• _What the exercise asks_:
Write the next part of the July 2025 legal case update about the State's appeal of a jail credit ruling, starting right after its last sentence.

• _Reading passage_:
Hero image
July 2025 | Legal Case Updates | Criminal Procedure, Criminal Sexual Conduct, Tax Evasion and More

July 2025 | Legal Case Updates | Criminal Procedure, Criminal Sexual Conduct, Tax Evasion and More

CRIMINAL PROCEDURE: STATE’S RIGHT TO APPEAL PROBATION REVOCATION DECISION INCLUDES RIGHT TO APPEAL RELATED JAIL CREDIT DETERMINATION

Appellant’s probation was revoked and a stayed sentence was executed. The district court awarded Appellant full jail credit for time he spent in custody in Minnesota and partial credit for time in custody in North Dakota on unrelated charges while awaiting transfer to Minnesota. The State appealed the out-of-state custody credit and Appellant argued they had no right to appeal the jail credit determination. The Court of Appeals denied Appellant’s motion to dismiss the appeal.

• _Information supplied_:
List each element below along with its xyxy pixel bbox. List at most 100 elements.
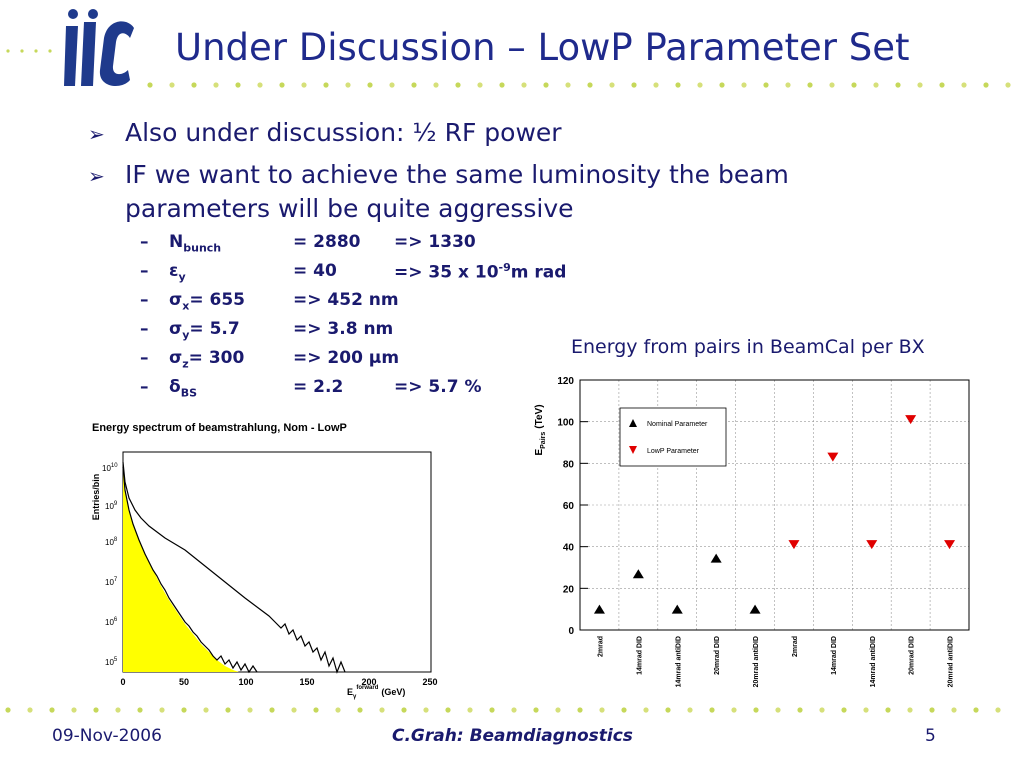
decor-dot	[313, 707, 319, 713]
decor-dot	[357, 707, 363, 713]
y-tick-label: 106	[105, 617, 118, 627]
decor-dot	[71, 707, 77, 713]
x-tick-label: 200	[361, 677, 376, 687]
decor-dot	[643, 707, 649, 713]
param-symbol: σy= 5.7	[169, 319, 240, 342]
decor-dot	[235, 82, 241, 88]
decor-dot	[653, 82, 659, 88]
legend-box	[619, 407, 727, 467]
page-title: Under Discussion – LowP Parameter Set	[175, 26, 910, 69]
lowp-point	[788, 540, 800, 550]
decor-dot	[445, 707, 451, 713]
decor-dot	[709, 707, 715, 713]
param-row-epsy: – εy = 40 => 35 x 10-9m rad	[140, 261, 600, 287]
spectrum-x-ticks: 0 50 100 150 200 250	[120, 677, 437, 687]
dash: –	[140, 319, 149, 339]
x-category-label: 14mrad antiDID	[675, 636, 682, 687]
x-category-label: 20mrad antiDID	[948, 636, 955, 687]
decor-dot	[961, 82, 967, 88]
y-tick-label: 1010	[102, 463, 118, 473]
decor-dot	[587, 82, 593, 88]
decor-dot	[291, 707, 297, 713]
decor-dot	[533, 707, 539, 713]
param-symbol: δBS	[169, 377, 197, 400]
legend-nominal-marker	[629, 419, 637, 427]
decor-dot	[983, 82, 989, 88]
decor-dot	[115, 707, 121, 713]
decor-dot	[863, 707, 869, 713]
decor-dot	[797, 707, 803, 713]
param-row-sigmaz: – σz= 300 => 200 µm	[140, 348, 540, 374]
x-tick-label: 250	[422, 677, 437, 687]
x-tick-label: 100	[238, 677, 253, 687]
decor-dot	[323, 82, 329, 88]
decor-dot	[269, 707, 275, 713]
param-symbol: εy	[169, 261, 186, 284]
y-tick-label: 108	[105, 537, 118, 547]
decor-dot	[565, 82, 571, 88]
pairs-energy-chart: EPairs(TeV) 0 20 40 60 80 100 120 2mrad 14mrad …	[530, 370, 978, 695]
x-tick-label: 50	[179, 677, 189, 687]
decor-dot	[697, 82, 703, 88]
decor-dot	[665, 707, 671, 713]
decor-dot	[511, 707, 517, 713]
x-tick-label: 150	[299, 677, 314, 687]
decor-dot	[181, 707, 187, 713]
decor-dot	[49, 707, 55, 713]
decor-dot	[1005, 82, 1011, 88]
nominal-point	[671, 604, 683, 614]
decor-dot	[741, 82, 747, 88]
decor-dot	[621, 707, 627, 713]
dash: –	[140, 290, 149, 310]
dash: –	[140, 261, 149, 281]
decor-dot	[147, 82, 153, 88]
decor-dot	[543, 82, 549, 88]
decor-dot	[609, 82, 615, 88]
right-chart-caption: Energy from pairs in BeamCal per BX	[571, 336, 925, 358]
decor-dot	[455, 82, 461, 88]
decor-dot	[169, 82, 175, 88]
ilc-logo	[64, 9, 134, 86]
decor-dot	[257, 82, 263, 88]
param-nominal: = 40	[293, 261, 337, 281]
chart-background	[530, 370, 978, 695]
param-lowp: => 3.8 nm	[293, 319, 394, 339]
footer-date: 09-Nov-2006	[52, 726, 162, 746]
decor-dot	[599, 707, 605, 713]
param-lowp: => 200 µm	[293, 348, 400, 368]
param-row-deltabs: – δBS = 2.2 => 5.7 %	[140, 377, 540, 403]
decor-dot	[5, 707, 11, 713]
decor-dot	[477, 82, 483, 88]
decor-dot	[499, 82, 505, 88]
dash: –	[140, 232, 149, 252]
decor-dot	[807, 82, 813, 88]
param-row-nbunch: – Nbunch = 2880 => 1330	[140, 232, 540, 258]
x-category-label: 14mrad DID	[636, 636, 643, 675]
decor-dot	[191, 82, 197, 88]
lowp-point	[866, 540, 878, 550]
chart-y-ticks: 0 20 40 60 80 100 120	[557, 376, 588, 637]
header-dot-line	[147, 82, 1011, 88]
lowp-point	[944, 540, 956, 550]
nominal-point	[593, 604, 605, 614]
dash: –	[140, 377, 149, 397]
lowp-point	[905, 415, 917, 425]
decor-dot	[213, 82, 219, 88]
decor-dot	[973, 707, 979, 713]
y-tick-label: 100	[557, 418, 574, 429]
decor-dot	[929, 707, 935, 713]
decor-dot	[841, 707, 847, 713]
nominal-point	[632, 569, 644, 579]
x-tick-label: 0	[120, 677, 125, 687]
decor-dot	[675, 82, 681, 88]
decor-dot	[753, 707, 759, 713]
decor-dot	[719, 82, 725, 88]
x-category-label: 20mrad DID	[714, 636, 721, 675]
spectrum-title: Energy spectrum of beamstrahlung, Nom - …	[92, 422, 347, 434]
decor-dot	[203, 707, 209, 713]
decor-dot	[159, 707, 165, 713]
decor-dot	[819, 707, 825, 713]
decor-dot	[917, 82, 923, 88]
decor-dot	[379, 707, 385, 713]
footer-page-number: 5	[925, 726, 936, 746]
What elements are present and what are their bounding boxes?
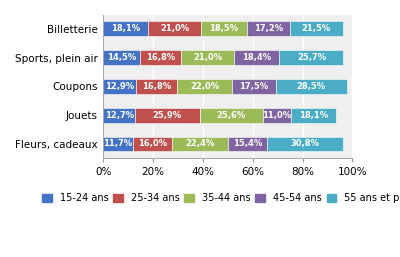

• _Exercise result_:
The Supreme Court notes that Minn. R. Crim. P. 27.04, subd. 3(4)(a), allows both the defendant and prosecutor to appeal a probation revocation decision. Case law has interpreted this rule to allow the State to appeal a decision related to, but distinct from, the revocation of probation. The Court holds that “the State’s right to appeal a jail credit determination following a probation revocation decision arises by necessary implication from the State’s express right to appeal a ‘revocation decision’…”

The probation revocation procedure in Minn. R. Crim. P. 27.04 requires the court, if probation is revoked and the probationer’s sentence is executed, to grant the probationer credit for prior imprisonment. Thus, the jail credit determination is “inextricably linked” to the revocation and sentence execution determination. The State’s appeal was properly allowed to proceed. State v. Johnson, A24-0245, 23 N.W.3d 70 (Minn. July 2, 2025).

CRIMINAL SEXUAL CONDUCT: FIRST-DEGREE CRIMINAL SEXUAL CONDUCT CRIMINALIZES THE USE OF FORCE BEFORE OR DURING AN ACT OF NONCONSENSUAL SEXUAL PENETRATION

The district court granted Appellant’s motion to dismiss a charge of first-degree criminal sexual conduct, Minn. Stat. § 609.342, subd. 1(d), for lack of probable cause on the grounds that insufficient facts were alleged to show Appellant used force to accomplish an act of sexual penetration. The Court of Appeals reversed and remanded.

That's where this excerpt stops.